------ Material provided

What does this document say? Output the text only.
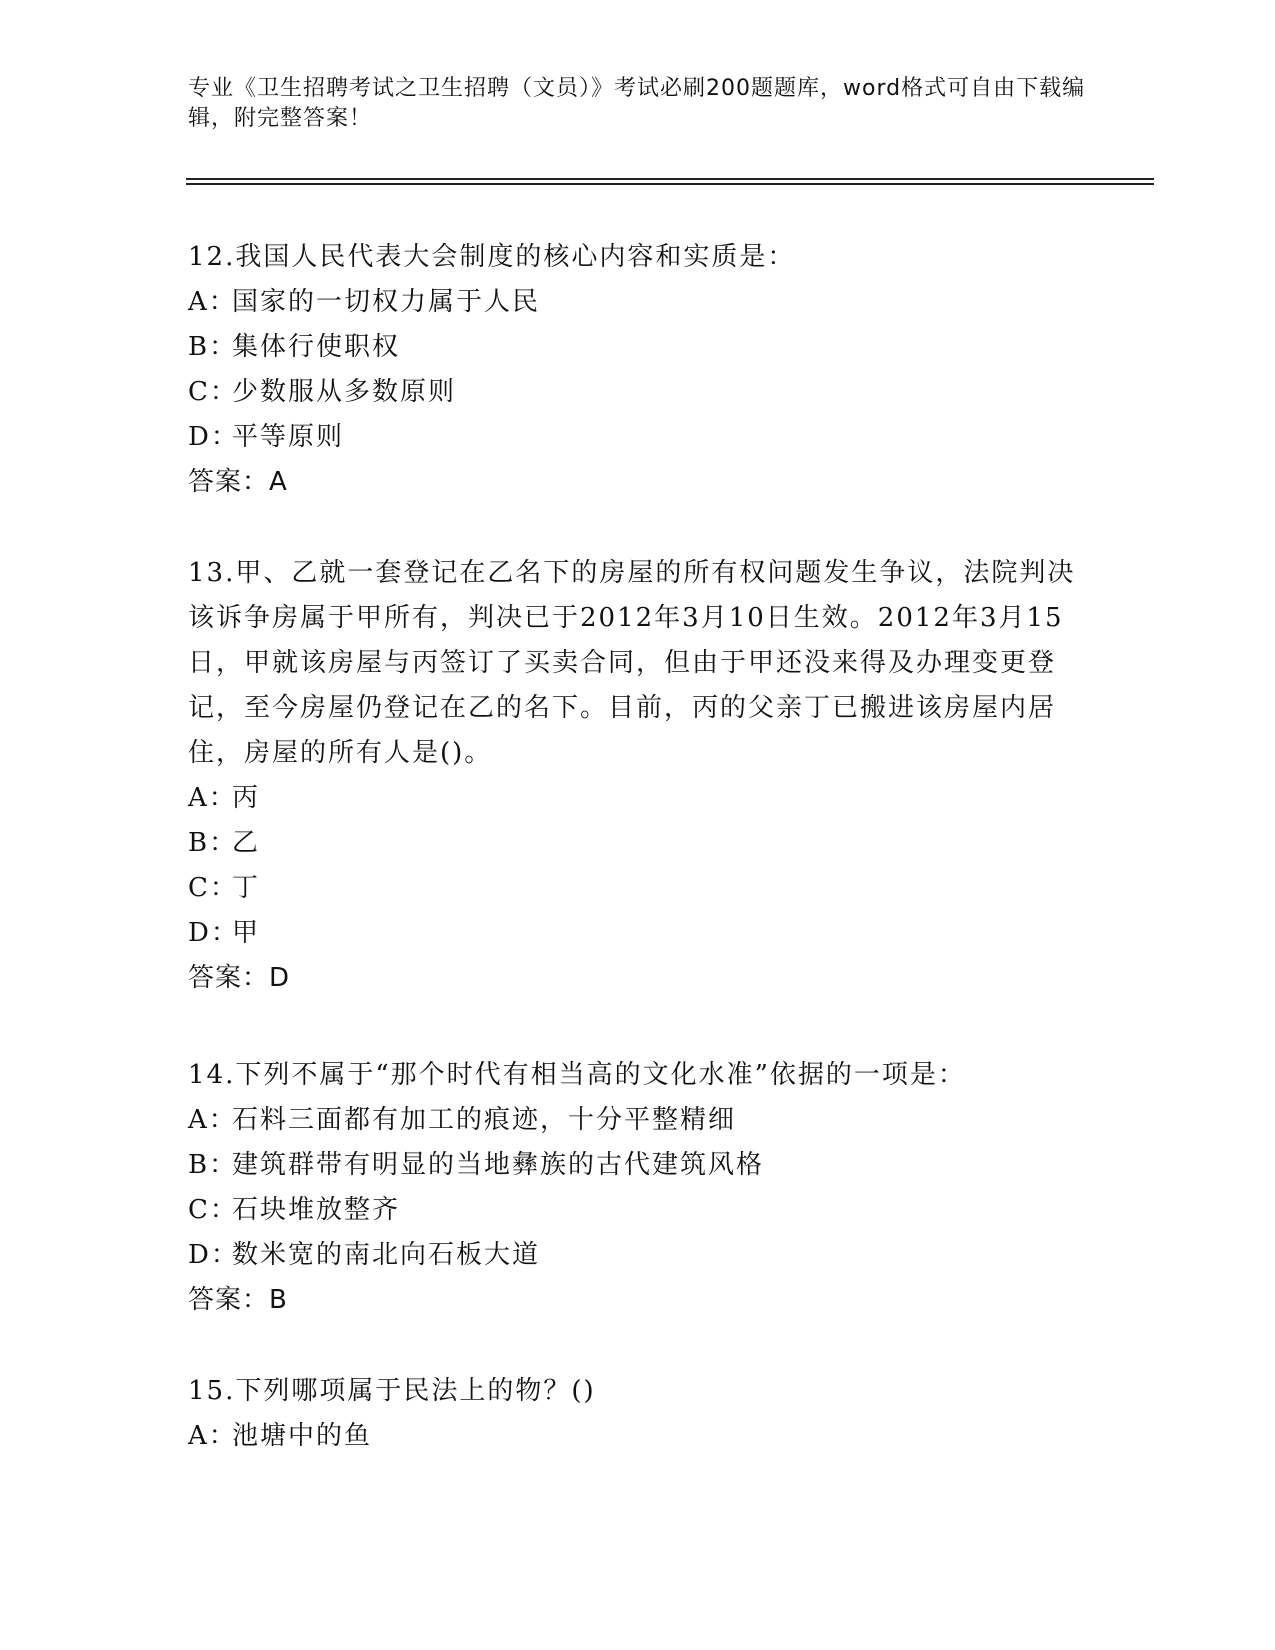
专业《卫生招聘考试之卫生招聘（文员）》考试必刷200题题库，word格式可自由下载编辑，附完整答案！

12.我国人民代表大会制度的核心内容和实质是：

A：国家的一切权力属于人民

B：集体行使职权

C：少数服从多数原则

D：平等原则

答案：A

13.甲、乙就一套登记在乙名下的房屋的所有权问题发生争议，法院判决该诉争房属于甲所有，判决已于2012年3月10日生效。2012年3月15日，甲就该房屋与丙签订了买卖合同，但由于甲还没来得及办理变更登记，至今房屋仍登记在乙的名下。目前，丙的父亲丁已搬进该房屋内居住，房屋的所有人是()。

A：丙

B：乙

C：丁

D：甲

答案：D

14.下列不属于“那个时代有相当高的文化水准”依据的一项是：

A：石料三面都有加工的痕迹，十分平整精细

B：建筑群带有明显的当地彝族的古代建筑风格

C：石块堆放整齐

D：数米宽的南北向石板大道

答案：B

15.下列哪项属于民法上的物？()

A：池塘中的鱼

------------

Task to carry out: Leave out the pictures and reproduce the rest of the listing exactly.

Complete answer:
What does this document say? Output the text only.
专业《卫生招聘考试之卫生招聘（文员）》考试必刷200题题库，word格式可自由下载编辑，附完整答案！

12.我国人民代表大会制度的核心内容和实质是：

A：国家的一切权力属于人民

B：集体行使职权

C：少数服从多数原则

D：平等原则

答案：A

13.甲、乙就一套登记在乙名下的房屋的所有权问题发生争议，法院判决该诉争房属于甲所有，判决已于2012年3月10日生效。2012年3月15日，甲就该房屋与丙签订了买卖合同，但由于甲还没来得及办理变更登记，至今房屋仍登记在乙的名下。目前，丙的父亲丁已搬进该房屋内居住，房屋的所有人是()。

A：丙

B：乙

C：丁

D：甲

答案：D

14.下列不属于“那个时代有相当高的文化水准”依据的一项是：

A：石料三面都有加工的痕迹，十分平整精细

B：建筑群带有明显的当地彝族的古代建筑风格

C：石块堆放整齐

D：数米宽的南北向石板大道

答案：B

15.下列哪项属于民法上的物？()

A：池塘中的鱼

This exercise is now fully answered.